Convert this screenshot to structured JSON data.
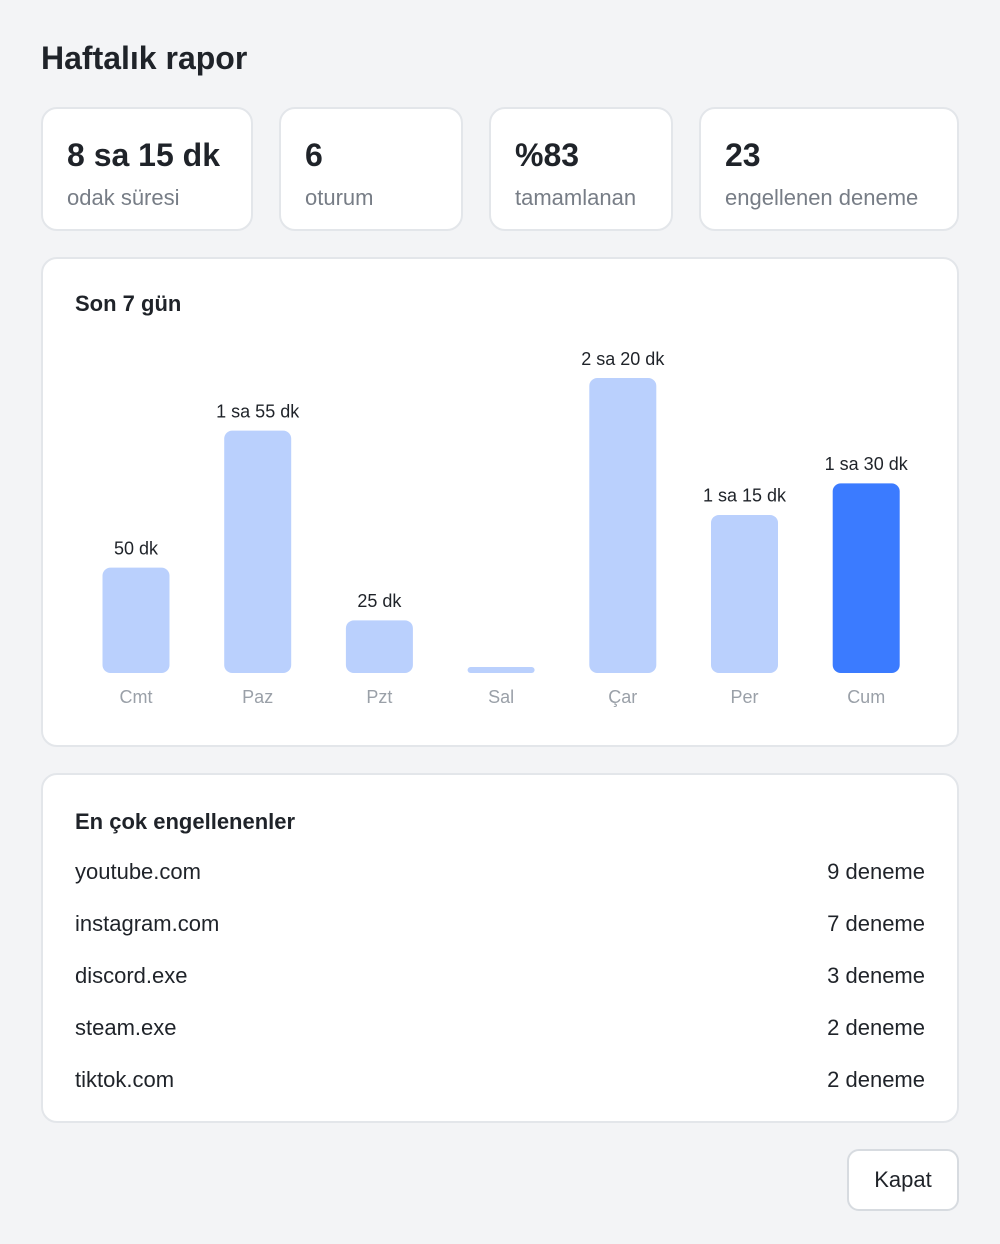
{
  "header": {
    "title": "Haftalık rapor"
  },
  "stats": [
    {
      "value": "8 sa 15 dk",
      "label": "odak süresi"
    },
    {
      "value": "6",
      "label": "oturum"
    },
    {
      "value": "%83",
      "label": "tamamlanan"
    },
    {
      "value": "23",
      "label": "engellenen deneme"
    }
  ],
  "chart_data": {
    "type": "bar",
    "title": "Son 7 gün",
    "categories": [
      "Cmt",
      "Paz",
      "Pzt",
      "Sal",
      "Çar",
      "Per",
      "Cum"
    ],
    "values": [
      50,
      115,
      25,
      0,
      140,
      75,
      90
    ],
    "value_labels": [
      "50 dk",
      "1 sa 55 dk",
      "25 dk",
      null,
      "2 sa 20 dk",
      "1 sa 15 dk",
      "1 sa 30 dk"
    ],
    "colors": [
      "#bad0fd",
      "#bad0fd",
      "#bad0fd",
      "#bad0fd",
      "#bad0fd",
      "#bad0fd",
      "#3b7bff"
    ]
  },
  "blocked": {
    "title": "En çok engellenenler",
    "items": [
      {
        "name": "youtube.com",
        "count": "9 deneme"
      },
      {
        "name": "instagram.com",
        "count": "7 deneme"
      },
      {
        "name": "discord.exe",
        "count": "3 deneme"
      },
      {
        "name": "steam.exe",
        "count": "2 deneme"
      },
      {
        "name": "tiktok.com",
        "count": "2 deneme"
      }
    ]
  },
  "close_button": "Kapat"
}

*Aim:* Reproduce each line from the records that contains the word "deneme".

*Problem solution:*
      "label": "engellenen deneme"
        "count": "9 deneme"
        "count": "7 deneme"
        "count": "3 deneme"
        "count": "2 deneme"
        "count": "2 deneme"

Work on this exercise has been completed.